## Study text
◇ ◇ ◇ ◇ ◇ ◇ ◇

Abstract Base Class

Do we need the word Base in this concept? Why not just AbstractClass?

From Webster's Revised Unabridged Dictionary (1913) [web1913]:
Abstract \Ab"stract` 1. ...
2. Considered apart from any application to a particular object; separated from matter; existing in the mind only; as, abstract truth, abstract numbers.

An abstract base class is a class that is "exists only in the mind".

Eh? As opposed to what? ALL classes exist in the mind, in the design, in the source code. Concrete (non-abstract) classes can also have instances that "exist" in memory.

You cannot ever directly create an object of a type that is abstract - they are only used as "parent" classes, or "base" classes.

In CeePlusPlus, a class that has any PureVirtual member functions is an abstract base class.

In JavaLanguage, any class which is declared "abstract" is an abstract class. Any classes which contain abstract (PureVirtual) methods (either directly declared, or inherited and not overridden) must be declared abstract; but the converse is not true -- an abstract class need not have any abstract methods.

Q:When is all of this useful? (See PolymorphismExample for the exciting conclusion!)

A:One way this can be useful is when one in ThinkingOutLoud, exposes the design which was previously "only in the mind". Another is to actually build and then utilize the class in a working program.

◇ ◇ ◇ ◇ ◇ ◇ ◇

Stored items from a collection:
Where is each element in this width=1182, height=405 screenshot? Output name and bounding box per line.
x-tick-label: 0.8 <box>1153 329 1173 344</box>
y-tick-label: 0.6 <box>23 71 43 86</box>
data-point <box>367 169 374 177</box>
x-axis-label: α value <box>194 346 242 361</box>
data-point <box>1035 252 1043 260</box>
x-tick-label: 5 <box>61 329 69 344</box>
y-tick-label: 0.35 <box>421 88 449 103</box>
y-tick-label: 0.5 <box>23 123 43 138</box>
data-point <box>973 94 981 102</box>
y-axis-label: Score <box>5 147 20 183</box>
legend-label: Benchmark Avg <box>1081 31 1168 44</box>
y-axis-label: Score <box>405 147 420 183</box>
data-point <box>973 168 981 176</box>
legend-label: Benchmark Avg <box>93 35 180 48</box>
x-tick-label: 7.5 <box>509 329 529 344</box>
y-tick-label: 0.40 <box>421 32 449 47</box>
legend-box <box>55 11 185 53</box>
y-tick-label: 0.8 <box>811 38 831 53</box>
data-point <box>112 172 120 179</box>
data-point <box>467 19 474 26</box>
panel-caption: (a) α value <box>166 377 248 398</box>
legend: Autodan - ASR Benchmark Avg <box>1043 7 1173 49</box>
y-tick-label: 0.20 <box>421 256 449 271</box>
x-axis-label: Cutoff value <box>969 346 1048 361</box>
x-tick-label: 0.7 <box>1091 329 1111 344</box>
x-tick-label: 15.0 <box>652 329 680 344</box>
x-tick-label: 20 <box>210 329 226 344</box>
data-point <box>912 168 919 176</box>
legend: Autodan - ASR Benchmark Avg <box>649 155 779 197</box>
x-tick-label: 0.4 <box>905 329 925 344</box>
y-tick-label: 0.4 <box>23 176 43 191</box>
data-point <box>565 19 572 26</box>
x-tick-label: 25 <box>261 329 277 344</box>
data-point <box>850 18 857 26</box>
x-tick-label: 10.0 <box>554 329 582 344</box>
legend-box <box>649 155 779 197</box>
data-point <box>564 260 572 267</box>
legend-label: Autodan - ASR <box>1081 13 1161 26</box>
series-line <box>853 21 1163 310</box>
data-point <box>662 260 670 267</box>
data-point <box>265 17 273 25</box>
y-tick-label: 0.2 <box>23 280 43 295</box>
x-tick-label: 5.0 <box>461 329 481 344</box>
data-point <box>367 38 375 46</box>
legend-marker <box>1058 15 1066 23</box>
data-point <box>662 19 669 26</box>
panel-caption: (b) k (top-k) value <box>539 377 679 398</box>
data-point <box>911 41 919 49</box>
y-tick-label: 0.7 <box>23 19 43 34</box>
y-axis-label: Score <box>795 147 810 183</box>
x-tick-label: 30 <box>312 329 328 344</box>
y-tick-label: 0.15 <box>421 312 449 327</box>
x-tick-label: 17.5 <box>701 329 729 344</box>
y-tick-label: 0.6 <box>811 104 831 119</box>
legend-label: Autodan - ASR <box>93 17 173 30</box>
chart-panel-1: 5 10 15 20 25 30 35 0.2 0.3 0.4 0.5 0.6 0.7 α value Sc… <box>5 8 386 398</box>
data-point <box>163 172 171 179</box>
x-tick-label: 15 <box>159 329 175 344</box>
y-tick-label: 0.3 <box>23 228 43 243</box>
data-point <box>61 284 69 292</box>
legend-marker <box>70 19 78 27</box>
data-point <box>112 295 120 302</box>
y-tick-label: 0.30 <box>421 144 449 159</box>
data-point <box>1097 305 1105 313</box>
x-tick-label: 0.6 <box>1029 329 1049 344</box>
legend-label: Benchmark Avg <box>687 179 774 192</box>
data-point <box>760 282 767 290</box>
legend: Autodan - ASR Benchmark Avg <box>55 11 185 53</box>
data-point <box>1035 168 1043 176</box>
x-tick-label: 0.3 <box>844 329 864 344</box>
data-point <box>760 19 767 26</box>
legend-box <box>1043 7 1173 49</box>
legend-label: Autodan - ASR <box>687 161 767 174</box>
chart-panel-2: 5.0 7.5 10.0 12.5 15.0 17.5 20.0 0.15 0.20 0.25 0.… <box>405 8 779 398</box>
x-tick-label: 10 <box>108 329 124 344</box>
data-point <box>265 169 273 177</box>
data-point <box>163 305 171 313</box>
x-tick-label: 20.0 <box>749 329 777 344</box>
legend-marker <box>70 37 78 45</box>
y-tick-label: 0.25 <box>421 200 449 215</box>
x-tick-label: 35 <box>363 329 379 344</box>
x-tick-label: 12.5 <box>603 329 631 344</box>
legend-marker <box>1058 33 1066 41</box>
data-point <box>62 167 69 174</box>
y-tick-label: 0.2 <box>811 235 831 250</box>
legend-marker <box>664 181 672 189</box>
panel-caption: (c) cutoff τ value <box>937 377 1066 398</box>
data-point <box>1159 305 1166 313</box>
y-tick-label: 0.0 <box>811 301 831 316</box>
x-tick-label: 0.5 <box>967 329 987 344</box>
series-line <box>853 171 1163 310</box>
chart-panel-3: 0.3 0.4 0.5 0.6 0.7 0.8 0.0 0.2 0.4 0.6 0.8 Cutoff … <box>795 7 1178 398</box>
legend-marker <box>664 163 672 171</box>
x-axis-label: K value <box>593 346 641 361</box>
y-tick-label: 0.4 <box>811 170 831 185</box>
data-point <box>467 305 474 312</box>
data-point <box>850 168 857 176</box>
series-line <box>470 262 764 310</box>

◇ ◇ ◇ ◇ ◇ ◇ ◇

## Directions
1 - From the abstract base class text, write out the passage from "You cannot ever" up to and including "abstract base class.".
2 - According to the abstract base class text, what makes a class in C++ an abstract base class?
3 - In the abstract base class text, why does the writer object to calling an abstract base class something that "exists only in the mind"?

## Solutions to the problems
1 -
You cannot ever directly create an object of a type that is abstract - they are only used as "parent" classes, or "base" classes.

In CeePlusPlus, a class that has any PureVirtual member functions is an abstract base class.

2 - Having any pure virtual member functions.

3 - All classes exist in the mind, in the design, and in the source code, so the phrase doesn't say what an abstract class is opposed to. Concrete classes can also have instances that exist in memory.